PROVIDED ENTRIES ->

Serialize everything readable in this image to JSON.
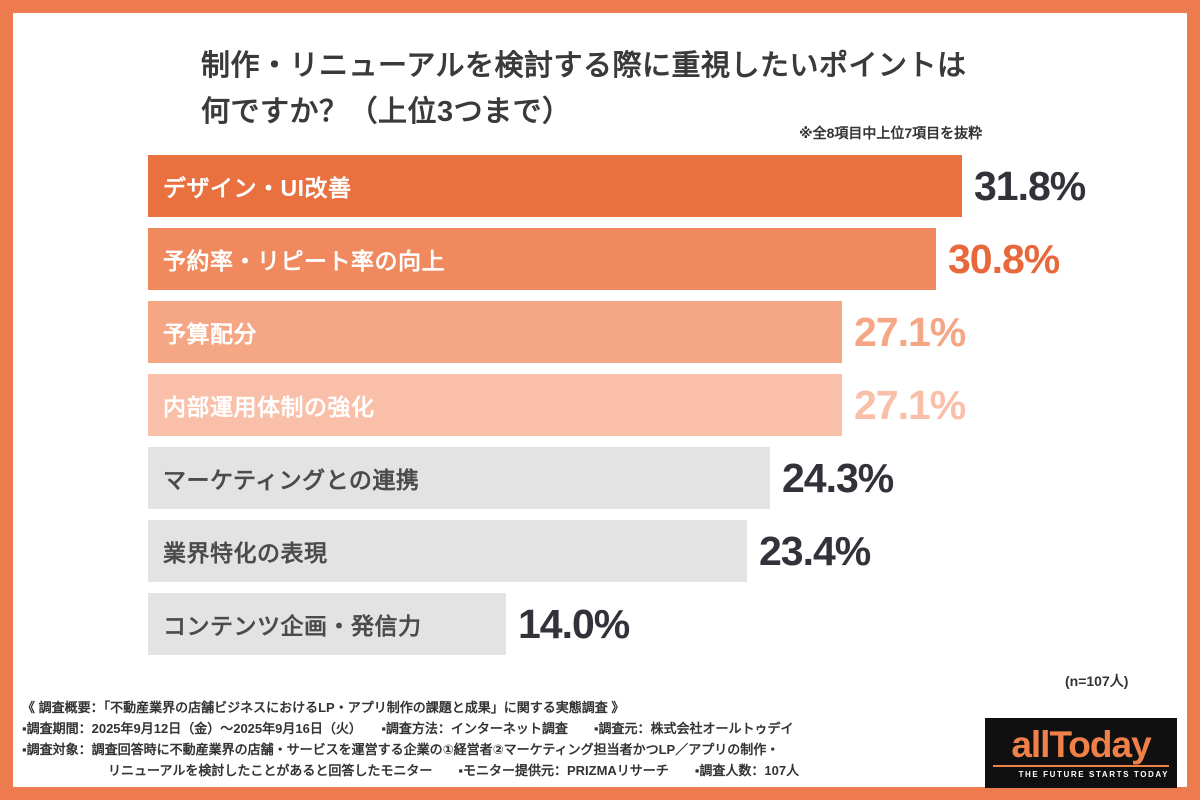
{
  "page": {
    "border_color": "#ee7b4d",
    "background_color": "#ffffff"
  },
  "header": {
    "title_line1": "制作・リニューアルを検討する際に重視したいポイントは",
    "title_line2": "何ですか？（上位3つまで）",
    "note": "※全8項目中上位7項目を抜粋"
  },
  "chart_data": {
    "type": "bar",
    "orientation": "horizontal",
    "title": "制作・リニューアルを検討する際に重視したいポイントは何ですか？（上位3つまで）",
    "categories": [
      "デザイン・UI改善",
      "予約率・リピート率の向上",
      "予算配分",
      "内部運用体制の強化",
      "マーケティングとの連携",
      "業界特化の表現",
      "コンテンツ企画・発信力"
    ],
    "values": [
      31.8,
      30.8,
      27.1,
      27.1,
      24.3,
      23.4,
      14.0
    ],
    "value_labels": [
      "31.8%",
      "30.8%",
      "27.1%",
      "27.1%",
      "24.3%",
      "23.4%",
      "14.0%"
    ],
    "bar_colors": [
      "#e9703f",
      "#f08a5e",
      "#f5a684",
      "#f9bfa8",
      "#e3e3e3",
      "#e3e3e3",
      "#e3e3e3"
    ],
    "category_label_colors": [
      "#ffffff",
      "#ffffff",
      "#ffffff",
      "#ffffff",
      "#4b4b4b",
      "#4b4b4b",
      "#4b4b4b"
    ],
    "value_label_colors": [
      "#32323a",
      "#e8683b",
      "#f5a684",
      "#f9bfa8",
      "#32323a",
      "#32323a",
      "#32323a"
    ],
    "sample_note": "(n=107人)"
  },
  "footer": {
    "lines": [
      "《 調査概要：「不動産業界の店舗ビジネスにおけるLP・アプリ制作の課題と成果」に関する実態調査 》",
      "▪調査期間：2025年9月12日（金）〜2025年9月16日（火）　　▪調査方法：インターネット調査　　▪調査元：株式会社オールトゥデイ",
      "▪調査対象：調査回答時に不動産業界の店舗・サービスを運営する企業の①経営者②マーケティング担当者かつLP／アプリの制作・",
      "リニューアルを検討したことがあると回答したモニター　　▪モニター提供元：PRIZMAリサーチ　　▪調査人数：107人"
    ]
  },
  "logo": {
    "wordmark": "allToday",
    "tagline": "THE FUTURE STARTS TODAY",
    "accent_color": "#f08049"
  }
}
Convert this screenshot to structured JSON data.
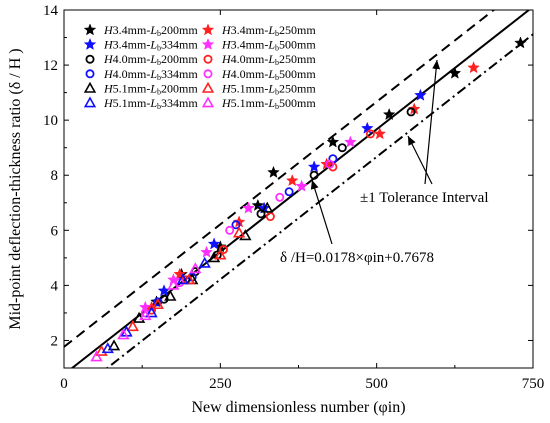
{
  "chart_data": {
    "type": "scatter",
    "xlabel": "New dimensionless number (φin)",
    "ylabel": "Mid-point deflection-thickness ratio (δ / H )",
    "xlim": [
      0,
      750
    ],
    "ylim": [
      1,
      14
    ],
    "x_ticks": [
      0,
      250,
      500,
      750
    ],
    "y_ticks": [
      2,
      4,
      6,
      8,
      10,
      12,
      14
    ],
    "grid": false,
    "legend_position": "top-left",
    "series": [
      {
        "name": "H3.4mm-Lb200mm",
        "marker": "star",
        "color": "#000000",
        "filled": true,
        "points": [
          [
            148,
            3.4
          ],
          [
            188,
            4.4
          ],
          [
            250,
            5.4
          ],
          [
            310,
            6.9
          ],
          [
            335,
            8.1
          ],
          [
            430,
            9.2
          ],
          [
            520,
            10.2
          ],
          [
            625,
            11.7
          ],
          [
            730,
            12.8
          ]
        ]
      },
      {
        "name": "H3.4mm-Lb250mm",
        "marker": "star",
        "color": "#ff2020",
        "filled": true,
        "points": [
          [
            140,
            3.2
          ],
          [
            185,
            4.4
          ],
          [
            280,
            6.3
          ],
          [
            365,
            7.8
          ],
          [
            420,
            8.4
          ],
          [
            505,
            9.5
          ],
          [
            560,
            10.4
          ],
          [
            655,
            11.9
          ]
        ]
      },
      {
        "name": "H3.4mm-Lb334mm",
        "marker": "star",
        "color": "#1010ff",
        "filled": true,
        "points": [
          [
            160,
            3.8
          ],
          [
            240,
            5.5
          ],
          [
            320,
            6.8
          ],
          [
            400,
            8.3
          ],
          [
            485,
            9.7
          ],
          [
            570,
            10.9
          ]
        ]
      },
      {
        "name": "H3.4mm-Lb500mm",
        "marker": "star",
        "color": "#ff30ff",
        "filled": true,
        "points": [
          [
            130,
            3.2
          ],
          [
            175,
            4.2
          ],
          [
            228,
            5.2
          ],
          [
            295,
            6.8
          ],
          [
            380,
            7.6
          ],
          [
            458,
            9.2
          ]
        ]
      },
      {
        "name": "H4.0mm-Lb200mm",
        "marker": "circle",
        "color": "#000000",
        "filled": false,
        "points": [
          [
            160,
            3.5
          ],
          [
            210,
            4.5
          ],
          [
            245,
            5.1
          ],
          [
            315,
            6.6
          ],
          [
            400,
            8.0
          ],
          [
            445,
            9.0
          ],
          [
            555,
            10.3
          ]
        ]
      },
      {
        "name": "H4.0mm-Lb250mm",
        "marker": "circle",
        "color": "#ff2020",
        "filled": false,
        "points": [
          [
            140,
            3.1
          ],
          [
            195,
            4.2
          ],
          [
            255,
            5.3
          ],
          [
            330,
            6.5
          ],
          [
            430,
            8.3
          ],
          [
            490,
            9.5
          ]
        ]
      },
      {
        "name": "H4.0mm-Lb334mm",
        "marker": "circle",
        "color": "#1010ff",
        "filled": false,
        "points": [
          [
            150,
            3.4
          ],
          [
            205,
            4.3
          ],
          [
            275,
            6.2
          ],
          [
            360,
            7.4
          ],
          [
            430,
            8.6
          ]
        ]
      },
      {
        "name": "H4.0mm-Lb500mm",
        "marker": "circle",
        "color": "#ff30ff",
        "filled": false,
        "points": [
          [
            130,
            3.0
          ],
          [
            185,
            4.1
          ],
          [
            265,
            6.0
          ],
          [
            345,
            7.2
          ],
          [
            425,
            8.4
          ]
        ]
      },
      {
        "name": "H5.1mm-Lb200mm",
        "marker": "triangle",
        "color": "#000000",
        "filled": false,
        "points": [
          [
            80,
            1.8
          ],
          [
            120,
            2.8
          ],
          [
            170,
            3.6
          ],
          [
            205,
            4.2
          ],
          [
            240,
            5.0
          ],
          [
            290,
            5.8
          ],
          [
            325,
            6.8
          ]
        ]
      },
      {
        "name": "H5.1mm-Lb250mm",
        "marker": "triangle",
        "color": "#ff2020",
        "filled": false,
        "points": [
          [
            60,
            1.6
          ],
          [
            110,
            2.5
          ],
          [
            150,
            3.3
          ],
          [
            200,
            4.2
          ],
          [
            250,
            5.1
          ],
          [
            280,
            5.9
          ]
        ]
      },
      {
        "name": "H5.1mm-Lb334mm",
        "marker": "triangle",
        "color": "#1010ff",
        "filled": false,
        "points": [
          [
            70,
            1.7
          ],
          [
            100,
            2.3
          ],
          [
            140,
            3.0
          ],
          [
            190,
            4.2
          ],
          [
            225,
            4.8
          ]
        ]
      },
      {
        "name": "H5.1mm-Lb500mm",
        "marker": "triangle",
        "color": "#ff30ff",
        "filled": false,
        "points": [
          [
            52,
            1.4
          ],
          [
            95,
            2.2
          ],
          [
            130,
            2.9
          ],
          [
            175,
            4.0
          ],
          [
            210,
            4.6
          ]
        ]
      }
    ],
    "fit_line": {
      "slope": 0.0178,
      "intercept": 0.7678,
      "style": "solid"
    },
    "tolerance_lines": [
      {
        "offset": 1,
        "style": "dashed"
      },
      {
        "offset": -1,
        "style": "dash-dot"
      }
    ],
    "annotations": {
      "tolerance_label": "±1 Tolerance Interval",
      "equation_label": "δ /H=0.0178×φin+0.7678"
    }
  }
}
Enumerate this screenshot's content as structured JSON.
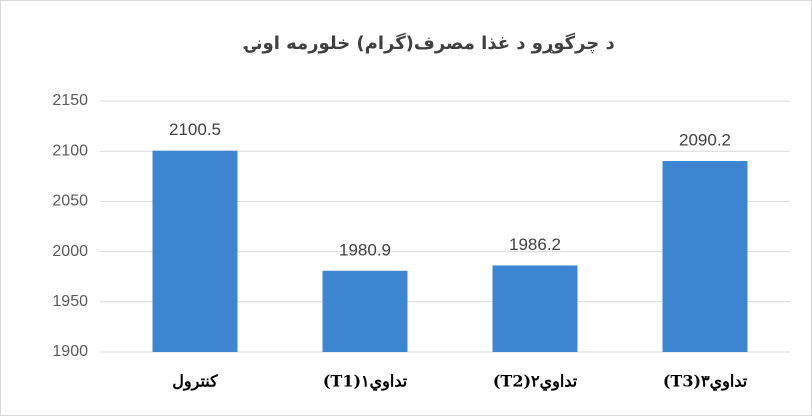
{
  "chart_data": {
    "type": "bar",
    "title": "د چرگوړو د غذا مصرف(گرام) خلورمه اونۍ",
    "categories": [
      "کنترول",
      "تداوي۱(T1)",
      "تداوي۲(T2)",
      "تداوي۳(T3)"
    ],
    "values": [
      2100.5,
      1980.9,
      1986.2,
      2090.2
    ],
    "color": "#3d85d1",
    "ylim": [
      1900,
      2150
    ],
    "yticks": [
      1900,
      1950,
      2000,
      2050,
      2100,
      2150
    ],
    "grid": true
  }
}
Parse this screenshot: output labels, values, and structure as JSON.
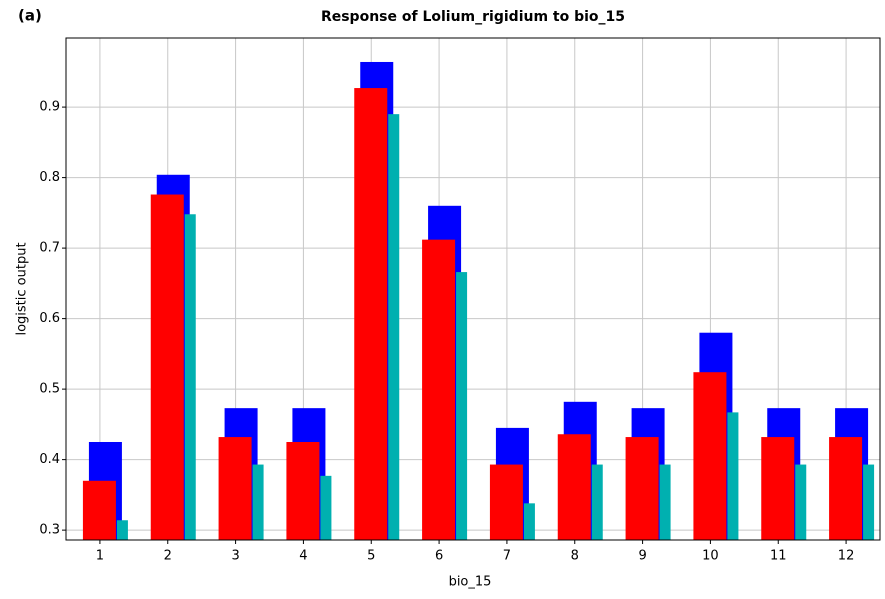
{
  "chart_data": {
    "type": "bar",
    "panel_label": "(a)",
    "title": "Response of Lolium_rigidium to bio_15",
    "x_label": "bio_15",
    "y_label": "logistic output",
    "categories": [
      "1",
      "2",
      "3",
      "4",
      "5",
      "6",
      "7",
      "8",
      "9",
      "10",
      "11",
      "12"
    ],
    "series": [
      {
        "color": "#0000ff",
        "values": [
          0.425,
          0.804,
          0.473,
          0.473,
          0.964,
          0.76,
          0.445,
          0.482,
          0.473,
          0.58,
          0.473,
          0.473
        ]
      },
      {
        "color": "#00b0b0",
        "values": [
          0.314,
          0.748,
          0.393,
          0.377,
          0.89,
          0.666,
          0.338,
          0.393,
          0.393,
          0.467,
          0.393,
          0.393
        ]
      },
      {
        "color": "#ff0000",
        "values": [
          0.37,
          0.776,
          0.432,
          0.425,
          0.927,
          0.712,
          0.393,
          0.436,
          0.432,
          0.524,
          0.432,
          0.432
        ]
      }
    ],
    "ylim": [
      0.286,
      0.998
    ],
    "yticks": [
      0.3,
      0.4,
      0.5,
      0.6,
      0.7,
      0.8,
      0.9
    ],
    "grid": true
  }
}
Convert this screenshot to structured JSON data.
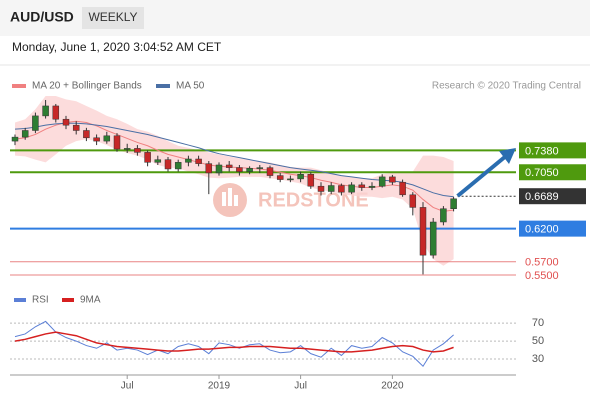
{
  "header": {
    "symbol": "AUD/USD",
    "period": "WEEKLY",
    "date": "Monday, June 1, 2020 3:04:52 AM CET",
    "credit": "Research © 2020 Trading Central",
    "watermark": "REDSTONE"
  },
  "chart_data": [
    {
      "type": "candlestick",
      "open": [
        0.752,
        0.758,
        0.768,
        0.79,
        0.805,
        0.785,
        0.776,
        0.768,
        0.757,
        0.752,
        0.76,
        0.74,
        0.741,
        0.735,
        0.72,
        0.724,
        0.71,
        0.72,
        0.725,
        0.718,
        0.704,
        0.716,
        0.712,
        0.706,
        0.711,
        0.712,
        0.7,
        0.694,
        0.695,
        0.702,
        0.684,
        0.676,
        0.685,
        0.675,
        0.686,
        0.682,
        0.684,
        0.698,
        0.69,
        0.671,
        0.652,
        0.58,
        0.63,
        0.65
      ],
      "high": [
        0.762,
        0.772,
        0.795,
        0.814,
        0.808,
        0.79,
        0.782,
        0.772,
        0.762,
        0.766,
        0.764,
        0.748,
        0.746,
        0.738,
        0.73,
        0.728,
        0.724,
        0.73,
        0.73,
        0.722,
        0.72,
        0.722,
        0.716,
        0.714,
        0.716,
        0.715,
        0.704,
        0.7,
        0.706,
        0.705,
        0.69,
        0.69,
        0.688,
        0.69,
        0.69,
        0.69,
        0.702,
        0.701,
        0.694,
        0.675,
        0.66,
        0.636,
        0.654,
        0.668
      ],
      "low": [
        0.746,
        0.754,
        0.764,
        0.786,
        0.78,
        0.77,
        0.762,
        0.752,
        0.746,
        0.748,
        0.736,
        0.734,
        0.73,
        0.714,
        0.716,
        0.706,
        0.706,
        0.714,
        0.714,
        0.672,
        0.7,
        0.706,
        0.7,
        0.702,
        0.704,
        0.696,
        0.69,
        0.69,
        0.69,
        0.68,
        0.67,
        0.672,
        0.67,
        0.672,
        0.677,
        0.678,
        0.682,
        0.686,
        0.668,
        0.64,
        0.551,
        0.575,
        0.625,
        0.646
      ],
      "close": [
        0.758,
        0.768,
        0.79,
        0.805,
        0.785,
        0.776,
        0.768,
        0.757,
        0.752,
        0.76,
        0.74,
        0.741,
        0.735,
        0.72,
        0.724,
        0.71,
        0.72,
        0.725,
        0.718,
        0.704,
        0.716,
        0.712,
        0.706,
        0.711,
        0.712,
        0.7,
        0.694,
        0.695,
        0.702,
        0.684,
        0.676,
        0.685,
        0.675,
        0.686,
        0.682,
        0.684,
        0.698,
        0.69,
        0.671,
        0.652,
        0.58,
        0.63,
        0.65,
        0.665
      ],
      "up_color": "#2e7d32",
      "down_color": "#c62828",
      "series": [
        {
          "name": "MA 20 + Bollinger Bands",
          "color": "#f08080",
          "band_color": "#fbd3d3",
          "values": [
            0.755,
            0.757,
            0.762,
            0.77,
            0.776,
            0.78,
            0.782,
            0.78,
            0.775,
            0.768,
            0.762,
            0.756,
            0.75,
            0.745,
            0.738,
            0.732,
            0.728,
            0.724,
            0.72,
            0.716,
            0.714,
            0.713,
            0.712,
            0.711,
            0.71,
            0.708,
            0.705,
            0.702,
            0.7,
            0.697,
            0.693,
            0.69,
            0.686,
            0.684,
            0.682,
            0.682,
            0.684,
            0.686,
            0.684,
            0.678,
            0.664,
            0.652,
            0.646,
            0.648
          ],
          "upper": [
            0.78,
            0.785,
            0.8,
            0.82,
            0.82,
            0.815,
            0.812,
            0.805,
            0.798,
            0.79,
            0.785,
            0.778,
            0.77,
            0.766,
            0.76,
            0.752,
            0.745,
            0.742,
            0.738,
            0.735,
            0.732,
            0.729,
            0.726,
            0.724,
            0.722,
            0.72,
            0.716,
            0.713,
            0.712,
            0.712,
            0.708,
            0.704,
            0.7,
            0.698,
            0.696,
            0.696,
            0.702,
            0.704,
            0.704,
            0.706,
            0.73,
            0.73,
            0.728,
            0.722
          ],
          "lower": [
            0.73,
            0.729,
            0.724,
            0.72,
            0.732,
            0.745,
            0.752,
            0.755,
            0.752,
            0.746,
            0.739,
            0.734,
            0.73,
            0.724,
            0.716,
            0.712,
            0.711,
            0.706,
            0.702,
            0.697,
            0.696,
            0.697,
            0.698,
            0.698,
            0.698,
            0.696,
            0.694,
            0.691,
            0.688,
            0.682,
            0.678,
            0.676,
            0.672,
            0.67,
            0.668,
            0.668,
            0.666,
            0.668,
            0.664,
            0.65,
            0.598,
            0.574,
            0.564,
            0.574
          ]
        },
        {
          "name": "MA 50",
          "color": "#4a6fa5",
          "values": [
            0.77,
            0.771,
            0.773,
            0.776,
            0.778,
            0.779,
            0.779,
            0.778,
            0.776,
            0.774,
            0.771,
            0.768,
            0.765,
            0.762,
            0.758,
            0.754,
            0.75,
            0.746,
            0.742,
            0.737,
            0.733,
            0.73,
            0.727,
            0.724,
            0.721,
            0.718,
            0.715,
            0.712,
            0.71,
            0.708,
            0.706,
            0.703,
            0.7,
            0.698,
            0.696,
            0.694,
            0.693,
            0.692,
            0.69,
            0.686,
            0.68,
            0.674,
            0.67,
            0.668
          ]
        }
      ],
      "levels": [
        {
          "value": 0.738,
          "label": "0.7380",
          "color": "#4f9a0e",
          "line": "solid",
          "box": true
        },
        {
          "value": 0.705,
          "label": "0.7050",
          "color": "#4f9a0e",
          "line": "solid",
          "box": true
        },
        {
          "value": 0.6689,
          "label": "0.6689",
          "color": "#333333",
          "line": "dotted",
          "box": true
        },
        {
          "value": 0.62,
          "label": "0.6200",
          "color": "#2f7de1",
          "line": "solid",
          "box": true
        },
        {
          "value": 0.57,
          "label": "0.5700",
          "color": "#e05050",
          "line": "solid",
          "box": false
        },
        {
          "value": 0.55,
          "label": "0.5500",
          "color": "#e05050",
          "line": "solid",
          "box": false
        }
      ],
      "ylim": [
        0.535,
        0.82
      ]
    },
    {
      "type": "line",
      "categories": [
        null,
        null,
        null,
        null,
        null,
        null,
        null,
        null,
        null,
        null,
        null,
        "Jul",
        null,
        null,
        null,
        null,
        null,
        null,
        null,
        null,
        "2019",
        null,
        null,
        null,
        null,
        null,
        null,
        null,
        "Jul",
        null,
        null,
        null,
        null,
        null,
        null,
        null,
        null,
        "2020",
        null,
        null,
        null,
        null,
        null,
        null
      ],
      "series": [
        {
          "name": "RSI",
          "color": "#5b7fd6",
          "values": [
            55,
            58,
            66,
            72,
            60,
            54,
            50,
            45,
            42,
            48,
            40,
            42,
            40,
            35,
            40,
            36,
            44,
            47,
            44,
            36,
            48,
            46,
            42,
            46,
            47,
            40,
            37,
            38,
            45,
            36,
            32,
            42,
            34,
            45,
            42,
            44,
            54,
            48,
            38,
            33,
            22,
            40,
            47,
            57
          ]
        },
        {
          "name": "9MA",
          "color": "#d62020",
          "values": [
            50,
            52,
            55,
            58,
            60,
            58,
            56,
            52,
            48,
            46,
            44,
            43,
            42,
            41,
            40,
            39,
            39,
            40,
            41,
            41,
            42,
            43,
            43,
            44,
            44,
            44,
            43,
            42,
            42,
            41,
            40,
            39,
            38,
            38,
            39,
            40,
            42,
            44,
            45,
            44,
            40,
            38,
            39,
            43
          ]
        }
      ],
      "ylim": [
        20,
        78
      ],
      "yticks": [
        70,
        50,
        30
      ]
    }
  ]
}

WHAT IS NEEDED -> Using the listing above, pick out each line that contains the word "JSON", then copy it.

COMPLETE OUTPUT ->
Serialize everything readable in this image to JSON.
Convert this screenshot to structured JSON data.
Enumerate this screenshot's content as structured JSON.
Parse this screenshot: output labels, values, and structure as JSON.
Convert this screenshot to structured JSON data.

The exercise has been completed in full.